-- BEGIN The records --
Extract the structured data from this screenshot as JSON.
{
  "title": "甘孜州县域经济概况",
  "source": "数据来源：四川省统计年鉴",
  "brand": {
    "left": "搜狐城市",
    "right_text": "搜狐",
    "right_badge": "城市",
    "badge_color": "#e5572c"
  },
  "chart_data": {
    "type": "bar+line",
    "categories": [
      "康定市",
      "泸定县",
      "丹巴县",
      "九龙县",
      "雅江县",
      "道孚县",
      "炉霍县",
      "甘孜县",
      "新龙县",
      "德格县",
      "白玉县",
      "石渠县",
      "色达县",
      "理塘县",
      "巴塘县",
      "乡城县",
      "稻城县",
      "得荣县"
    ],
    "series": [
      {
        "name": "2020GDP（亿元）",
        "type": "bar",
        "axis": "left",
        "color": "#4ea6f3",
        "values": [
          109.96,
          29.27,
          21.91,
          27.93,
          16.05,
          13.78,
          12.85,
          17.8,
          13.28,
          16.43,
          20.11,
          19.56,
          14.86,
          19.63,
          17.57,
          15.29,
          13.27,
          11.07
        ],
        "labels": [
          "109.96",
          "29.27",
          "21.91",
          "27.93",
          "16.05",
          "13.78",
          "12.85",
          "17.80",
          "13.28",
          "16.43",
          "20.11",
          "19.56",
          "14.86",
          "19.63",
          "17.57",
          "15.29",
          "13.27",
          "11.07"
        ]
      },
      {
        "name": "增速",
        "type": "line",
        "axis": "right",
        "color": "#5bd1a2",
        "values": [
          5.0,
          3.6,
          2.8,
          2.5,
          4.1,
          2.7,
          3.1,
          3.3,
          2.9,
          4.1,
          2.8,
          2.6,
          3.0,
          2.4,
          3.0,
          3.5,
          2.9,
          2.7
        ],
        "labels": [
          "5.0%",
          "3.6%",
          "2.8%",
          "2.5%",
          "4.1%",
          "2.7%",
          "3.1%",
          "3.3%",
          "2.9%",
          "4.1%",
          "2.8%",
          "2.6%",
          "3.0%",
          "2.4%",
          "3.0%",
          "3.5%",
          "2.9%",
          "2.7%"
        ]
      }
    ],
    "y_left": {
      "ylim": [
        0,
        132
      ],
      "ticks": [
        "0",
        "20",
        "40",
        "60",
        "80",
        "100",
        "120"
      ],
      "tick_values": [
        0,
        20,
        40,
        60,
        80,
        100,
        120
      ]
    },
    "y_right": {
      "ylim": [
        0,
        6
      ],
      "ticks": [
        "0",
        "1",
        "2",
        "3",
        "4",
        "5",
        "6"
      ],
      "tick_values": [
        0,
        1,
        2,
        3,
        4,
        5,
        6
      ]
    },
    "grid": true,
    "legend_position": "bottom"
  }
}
-- END The records --
What is required: Quote every entry exactly.

Response for this exercise:
Extract the structured data from this screenshot as JSON.
{
  "title": "甘孜州县域经济概况",
  "source": "数据来源：四川省统计年鉴",
  "brand": {
    "left": "搜狐城市",
    "right_text": "搜狐",
    "right_badge": "城市",
    "badge_color": "#e5572c"
  },
  "chart_data": {
    "type": "bar+line",
    "categories": [
      "康定市",
      "泸定县",
      "丹巴县",
      "九龙县",
      "雅江县",
      "道孚县",
      "炉霍县",
      "甘孜县",
      "新龙县",
      "德格县",
      "白玉县",
      "石渠县",
      "色达县",
      "理塘县",
      "巴塘县",
      "乡城县",
      "稻城县",
      "得荣县"
    ],
    "series": [
      {
        "name": "2020GDP（亿元）",
        "type": "bar",
        "axis": "left",
        "color": "#4ea6f3",
        "values": [
          109.96,
          29.27,
          21.91,
          27.93,
          16.05,
          13.78,
          12.85,
          17.8,
          13.28,
          16.43,
          20.11,
          19.56,
          14.86,
          19.63,
          17.57,
          15.29,
          13.27,
          11.07
        ],
        "labels": [
          "109.96",
          "29.27",
          "21.91",
          "27.93",
          "16.05",
          "13.78",
          "12.85",
          "17.80",
          "13.28",
          "16.43",
          "20.11",
          "19.56",
          "14.86",
          "19.63",
          "17.57",
          "15.29",
          "13.27",
          "11.07"
        ]
      },
      {
        "name": "增速",
        "type": "line",
        "axis": "right",
        "color": "#5bd1a2",
        "values": [
          5.0,
          3.6,
          2.8,
          2.5,
          4.1,
          2.7,
          3.1,
          3.3,
          2.9,
          4.1,
          2.8,
          2.6,
          3.0,
          2.4,
          3.0,
          3.5,
          2.9,
          2.7
        ],
        "labels": [
          "5.0%",
          "3.6%",
          "2.8%",
          "2.5%",
          "4.1%",
          "2.7%",
          "3.1%",
          "3.3%",
          "2.9%",
          "4.1%",
          "2.8%",
          "2.6%",
          "3.0%",
          "2.4%",
          "3.0%",
          "3.5%",
          "2.9%",
          "2.7%"
        ]
      }
    ],
    "y_left": {
      "ylim": [
        0,
        132
      ],
      "ticks": [
        "0",
        "20",
        "40",
        "60",
        "80",
        "100",
        "120"
      ],
      "tick_values": [
        0,
        20,
        40,
        60,
        80,
        100,
        120
      ]
    },
    "y_right": {
      "ylim": [
        0,
        6
      ],
      "ticks": [
        "0",
        "1",
        "2",
        "3",
        "4",
        "5",
        "6"
      ],
      "tick_values": [
        0,
        1,
        2,
        3,
        4,
        5,
        6
      ]
    },
    "grid": true,
    "legend_position": "bottom"
  }
}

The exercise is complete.